* START RECORDS SHOWN *
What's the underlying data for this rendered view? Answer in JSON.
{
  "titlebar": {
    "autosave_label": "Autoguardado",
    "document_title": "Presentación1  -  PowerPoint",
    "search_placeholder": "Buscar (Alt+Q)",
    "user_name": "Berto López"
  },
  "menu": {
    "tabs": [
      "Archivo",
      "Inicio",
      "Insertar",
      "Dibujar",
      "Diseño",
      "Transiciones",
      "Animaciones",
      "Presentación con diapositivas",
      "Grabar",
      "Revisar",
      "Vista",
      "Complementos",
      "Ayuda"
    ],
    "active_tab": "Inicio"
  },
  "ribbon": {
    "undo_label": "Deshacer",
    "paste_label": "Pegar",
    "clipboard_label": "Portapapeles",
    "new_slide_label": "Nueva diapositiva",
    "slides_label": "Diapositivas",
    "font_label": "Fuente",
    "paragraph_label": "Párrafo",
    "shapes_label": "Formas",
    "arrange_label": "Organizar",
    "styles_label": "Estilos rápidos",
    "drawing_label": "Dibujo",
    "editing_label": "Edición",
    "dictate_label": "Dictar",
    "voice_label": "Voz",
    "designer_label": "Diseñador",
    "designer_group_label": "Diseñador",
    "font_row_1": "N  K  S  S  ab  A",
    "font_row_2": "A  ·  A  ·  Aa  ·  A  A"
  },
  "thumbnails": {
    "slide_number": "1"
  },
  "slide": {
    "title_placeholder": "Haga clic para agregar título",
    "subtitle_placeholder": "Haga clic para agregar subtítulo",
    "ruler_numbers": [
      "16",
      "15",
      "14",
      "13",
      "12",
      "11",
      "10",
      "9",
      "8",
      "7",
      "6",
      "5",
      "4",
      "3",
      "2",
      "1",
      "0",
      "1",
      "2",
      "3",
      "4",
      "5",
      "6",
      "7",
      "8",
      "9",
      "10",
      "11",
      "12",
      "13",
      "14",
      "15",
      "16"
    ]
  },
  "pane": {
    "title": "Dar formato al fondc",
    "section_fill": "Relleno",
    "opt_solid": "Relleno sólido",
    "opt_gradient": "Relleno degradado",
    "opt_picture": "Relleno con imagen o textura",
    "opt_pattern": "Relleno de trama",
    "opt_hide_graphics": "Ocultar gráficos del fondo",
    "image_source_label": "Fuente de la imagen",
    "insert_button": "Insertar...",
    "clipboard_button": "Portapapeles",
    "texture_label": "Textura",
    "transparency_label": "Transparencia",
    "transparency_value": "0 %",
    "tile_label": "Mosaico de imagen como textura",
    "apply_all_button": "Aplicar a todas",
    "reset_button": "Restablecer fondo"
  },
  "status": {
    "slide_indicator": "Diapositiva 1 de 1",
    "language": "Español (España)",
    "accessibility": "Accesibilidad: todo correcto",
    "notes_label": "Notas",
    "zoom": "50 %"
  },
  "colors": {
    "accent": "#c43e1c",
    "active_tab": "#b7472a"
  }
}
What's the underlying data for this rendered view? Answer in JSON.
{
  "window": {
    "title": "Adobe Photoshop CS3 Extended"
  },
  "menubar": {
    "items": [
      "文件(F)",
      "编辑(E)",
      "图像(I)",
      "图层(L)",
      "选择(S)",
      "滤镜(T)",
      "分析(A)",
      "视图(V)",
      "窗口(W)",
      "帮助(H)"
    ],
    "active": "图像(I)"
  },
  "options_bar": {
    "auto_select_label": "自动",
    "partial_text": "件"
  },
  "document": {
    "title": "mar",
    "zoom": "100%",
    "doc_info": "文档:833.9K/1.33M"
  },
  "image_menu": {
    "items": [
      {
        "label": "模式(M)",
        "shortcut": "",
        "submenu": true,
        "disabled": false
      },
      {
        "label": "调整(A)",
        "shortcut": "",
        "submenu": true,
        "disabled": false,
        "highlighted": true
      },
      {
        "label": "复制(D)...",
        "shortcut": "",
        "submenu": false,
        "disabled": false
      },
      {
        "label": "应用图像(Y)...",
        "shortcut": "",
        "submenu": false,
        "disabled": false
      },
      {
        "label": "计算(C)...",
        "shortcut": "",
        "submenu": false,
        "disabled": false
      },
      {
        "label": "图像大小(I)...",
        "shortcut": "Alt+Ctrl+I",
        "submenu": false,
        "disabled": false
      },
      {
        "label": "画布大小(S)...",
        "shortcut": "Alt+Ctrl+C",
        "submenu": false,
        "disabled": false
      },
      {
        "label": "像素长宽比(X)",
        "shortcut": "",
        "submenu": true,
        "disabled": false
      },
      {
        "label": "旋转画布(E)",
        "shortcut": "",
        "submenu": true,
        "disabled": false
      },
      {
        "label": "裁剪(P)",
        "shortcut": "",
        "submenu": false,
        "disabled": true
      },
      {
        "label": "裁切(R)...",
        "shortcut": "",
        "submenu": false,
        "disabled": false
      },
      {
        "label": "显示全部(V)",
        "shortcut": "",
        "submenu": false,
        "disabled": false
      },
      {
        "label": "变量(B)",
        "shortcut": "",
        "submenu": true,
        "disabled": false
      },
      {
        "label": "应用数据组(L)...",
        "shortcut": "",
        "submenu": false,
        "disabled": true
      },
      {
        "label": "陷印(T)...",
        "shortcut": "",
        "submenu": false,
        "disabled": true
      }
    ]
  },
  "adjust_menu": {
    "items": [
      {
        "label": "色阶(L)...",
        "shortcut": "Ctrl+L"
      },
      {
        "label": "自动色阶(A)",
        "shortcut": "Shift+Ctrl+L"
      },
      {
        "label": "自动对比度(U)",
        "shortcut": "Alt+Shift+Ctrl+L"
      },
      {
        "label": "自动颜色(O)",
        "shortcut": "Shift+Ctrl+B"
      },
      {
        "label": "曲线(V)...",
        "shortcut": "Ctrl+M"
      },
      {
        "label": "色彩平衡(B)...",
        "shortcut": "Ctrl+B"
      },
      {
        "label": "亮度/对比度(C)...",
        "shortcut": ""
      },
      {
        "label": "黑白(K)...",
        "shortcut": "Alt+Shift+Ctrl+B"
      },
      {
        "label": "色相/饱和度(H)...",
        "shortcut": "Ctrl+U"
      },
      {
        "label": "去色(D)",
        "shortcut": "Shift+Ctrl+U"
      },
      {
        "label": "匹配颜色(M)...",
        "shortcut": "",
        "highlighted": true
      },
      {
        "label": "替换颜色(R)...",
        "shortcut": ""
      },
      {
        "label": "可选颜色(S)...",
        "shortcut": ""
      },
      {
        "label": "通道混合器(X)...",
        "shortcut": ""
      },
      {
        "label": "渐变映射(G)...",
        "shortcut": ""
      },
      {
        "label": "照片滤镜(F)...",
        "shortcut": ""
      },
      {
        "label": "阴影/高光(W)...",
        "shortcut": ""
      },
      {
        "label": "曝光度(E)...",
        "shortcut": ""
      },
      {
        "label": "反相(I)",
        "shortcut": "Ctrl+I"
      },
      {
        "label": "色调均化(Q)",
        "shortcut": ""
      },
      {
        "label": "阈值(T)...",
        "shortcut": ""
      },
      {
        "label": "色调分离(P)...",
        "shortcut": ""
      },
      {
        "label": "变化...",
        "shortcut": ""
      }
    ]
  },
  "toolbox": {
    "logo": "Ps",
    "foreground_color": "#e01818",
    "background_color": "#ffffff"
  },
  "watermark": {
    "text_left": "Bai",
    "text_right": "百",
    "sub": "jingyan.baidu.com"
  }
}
* END RECORDS SHOWN *
Transcribe all of the lines in the records precisely.

What's the underlying data for this rendered view? Answer in JSON.
{
  "titlebar": {
    "autosave_label": "Autoguardado",
    "document_title": "Presentación1  -  PowerPoint",
    "search_placeholder": "Buscar (Alt+Q)",
    "user_name": "Berto López"
  },
  "menu": {
    "tabs": [
      "Archivo",
      "Inicio",
      "Insertar",
      "Dibujar",
      "Diseño",
      "Transiciones",
      "Animaciones",
      "Presentación con diapositivas",
      "Grabar",
      "Revisar",
      "Vista",
      "Complementos",
      "Ayuda"
    ],
    "active_tab": "Inicio"
  },
  "ribbon": {
    "undo_label": "Deshacer",
    "paste_label": "Pegar",
    "clipboard_label": "Portapapeles",
    "new_slide_label": "Nueva diapositiva",
    "slides_label": "Diapositivas",
    "font_label": "Fuente",
    "paragraph_label": "Párrafo",
    "shapes_label": "Formas",
    "arrange_label": "Organizar",
    "styles_label": "Estilos rápidos",
    "drawing_label": "Dibujo",
    "editing_label": "Edición",
    "dictate_label": "Dictar",
    "voice_label": "Voz",
    "designer_label": "Diseñador",
    "designer_group_label": "Diseñador",
    "font_row_1": "N  K  S  S  ab  A",
    "font_row_2": "A  ·  A  ·  Aa  ·  A  A"
  },
  "thumbnails": {
    "slide_number": "1"
  },
  "slide": {
    "title_placeholder": "Haga clic para agregar título",
    "subtitle_placeholder": "Haga clic para agregar subtítulo",
    "ruler_numbers": [
      "16",
      "15",
      "14",
      "13",
      "12",
      "11",
      "10",
      "9",
      "8",
      "7",
      "6",
      "5",
      "4",
      "3",
      "2",
      "1",
      "0",
      "1",
      "2",
      "3",
      "4",
      "5",
      "6",
      "7",
      "8",
      "9",
      "10",
      "11",
      "12",
      "13",
      "14",
      "15",
      "16"
    ]
  },
  "pane": {
    "title": "Dar formato al fondc",
    "section_fill": "Relleno",
    "opt_solid": "Relleno sólido",
    "opt_gradient": "Relleno degradado",
    "opt_picture": "Relleno con imagen o textura",
    "opt_pattern": "Relleno de trama",
    "opt_hide_graphics": "Ocultar gráficos del fondo",
    "image_source_label": "Fuente de la imagen",
    "insert_button": "Insertar...",
    "clipboard_button": "Portapapeles",
    "texture_label": "Textura",
    "transparency_label": "Transparencia",
    "transparency_value": "0 %",
    "tile_label": "Mosaico de imagen como textura",
    "apply_all_button": "Aplicar a todas",
    "reset_button": "Restablecer fondo"
  },
  "status": {
    "slide_indicator": "Diapositiva 1 de 1",
    "language": "Español (España)",
    "accessibility": "Accesibilidad: todo correcto",
    "notes_label": "Notas",
    "zoom": "50 %"
  },
  "colors": {
    "accent": "#c43e1c",
    "active_tab": "#b7472a"
  }
}
What's the underlying data for this rendered view? Answer in JSON.
{
  "window": {
    "title": "Adobe Photoshop CS3 Extended"
  },
  "menubar": {
    "items": [
      "文件(F)",
      "编辑(E)",
      "图像(I)",
      "图层(L)",
      "选择(S)",
      "滤镜(T)",
      "分析(A)",
      "视图(V)",
      "窗口(W)",
      "帮助(H)"
    ],
    "active": "图像(I)"
  },
  "options_bar": {
    "auto_select_label": "自动",
    "partial_text": "件"
  },
  "document": {
    "title": "mar",
    "zoom": "100%",
    "doc_info": "文档:833.9K/1.33M"
  },
  "image_menu": {
    "items": [
      {
        "label": "模式(M)",
        "shortcut": "",
        "submenu": true,
        "disabled": false
      },
      {
        "label": "调整(A)",
        "shortcut": "",
        "submenu": true,
        "disabled": false,
        "highlighted": true
      },
      {
        "label": "复制(D)...",
        "shortcut": "",
        "submenu": false,
        "disabled": false
      },
      {
        "label": "应用图像(Y)...",
        "shortcut": "",
        "submenu": false,
        "disabled": false
      },
      {
        "label": "计算(C)...",
        "shortcut": "",
        "submenu": false,
        "disabled": false
      },
      {
        "label": "图像大小(I)...",
        "shortcut": "Alt+Ctrl+I",
        "submenu": false,
        "disabled": false
      },
      {
        "label": "画布大小(S)...",
        "shortcut": "Alt+Ctrl+C",
        "submenu": false,
        "disabled": false
      },
      {
        "label": "像素长宽比(X)",
        "shortcut": "",
        "submenu": true,
        "disabled": false
      },
      {
        "label": "旋转画布(E)",
        "shortcut": "",
        "submenu": true,
        "disabled": false
      },
      {
        "label": "裁剪(P)",
        "shortcut": "",
        "submenu": false,
        "disabled": true
      },
      {
        "label": "裁切(R)...",
        "shortcut": "",
        "submenu": false,
        "disabled": false
      },
      {
        "label": "显示全部(V)",
        "shortcut": "",
        "submenu": false,
        "disabled": false
      },
      {
        "label": "变量(B)",
        "shortcut": "",
        "submenu": true,
        "disabled": false
      },
      {
        "label": "应用数据组(L)...",
        "shortcut": "",
        "submenu": false,
        "disabled": true
      },
      {
        "label": "陷印(T)...",
        "shortcut": "",
        "submenu": false,
        "disabled": true
      }
    ]
  },
  "adjust_menu": {
    "items": [
      {
        "label": "色阶(L)...",
        "shortcut": "Ctrl+L"
      },
      {
        "label": "自动色阶(A)",
        "shortcut": "Shift+Ctrl+L"
      },
      {
        "label": "自动对比度(U)",
        "shortcut": "Alt+Shift+Ctrl+L"
      },
      {
        "label": "自动颜色(O)",
        "shortcut": "Shift+Ctrl+B"
      },
      {
        "label": "曲线(V)...",
        "shortcut": "Ctrl+M"
      },
      {
        "label": "色彩平衡(B)...",
        "shortcut": "Ctrl+B"
      },
      {
        "label": "亮度/对比度(C)...",
        "shortcut": ""
      },
      {
        "label": "黑白(K)...",
        "shortcut": "Alt+Shift+Ctrl+B"
      },
      {
        "label": "色相/饱和度(H)...",
        "shortcut": "Ctrl+U"
      },
      {
        "label": "去色(D)",
        "shortcut": "Shift+Ctrl+U"
      },
      {
        "label": "匹配颜色(M)...",
        "shortcut": "",
        "highlighted": true
      },
      {
        "label": "替换颜色(R)...",
        "shortcut": ""
      },
      {
        "label": "可选颜色(S)...",
        "shortcut": ""
      },
      {
        "label": "通道混合器(X)...",
        "shortcut": ""
      },
      {
        "label": "渐变映射(G)...",
        "shortcut": ""
      },
      {
        "label": "照片滤镜(F)...",
        "shortcut": ""
      },
      {
        "label": "阴影/高光(W)...",
        "shortcut": ""
      },
      {
        "label": "曝光度(E)...",
        "shortcut": ""
      },
      {
        "label": "反相(I)",
        "shortcut": "Ctrl+I"
      },
      {
        "label": "色调均化(Q)",
        "shortcut": ""
      },
      {
        "label": "阈值(T)...",
        "shortcut": ""
      },
      {
        "label": "色调分离(P)...",
        "shortcut": ""
      },
      {
        "label": "变化...",
        "shortcut": ""
      }
    ]
  },
  "toolbox": {
    "logo": "Ps",
    "foreground_color": "#e01818",
    "background_color": "#ffffff"
  },
  "watermark": {
    "text_left": "Bai",
    "text_right": "百",
    "sub": "jingyan.baidu.com"
  }
}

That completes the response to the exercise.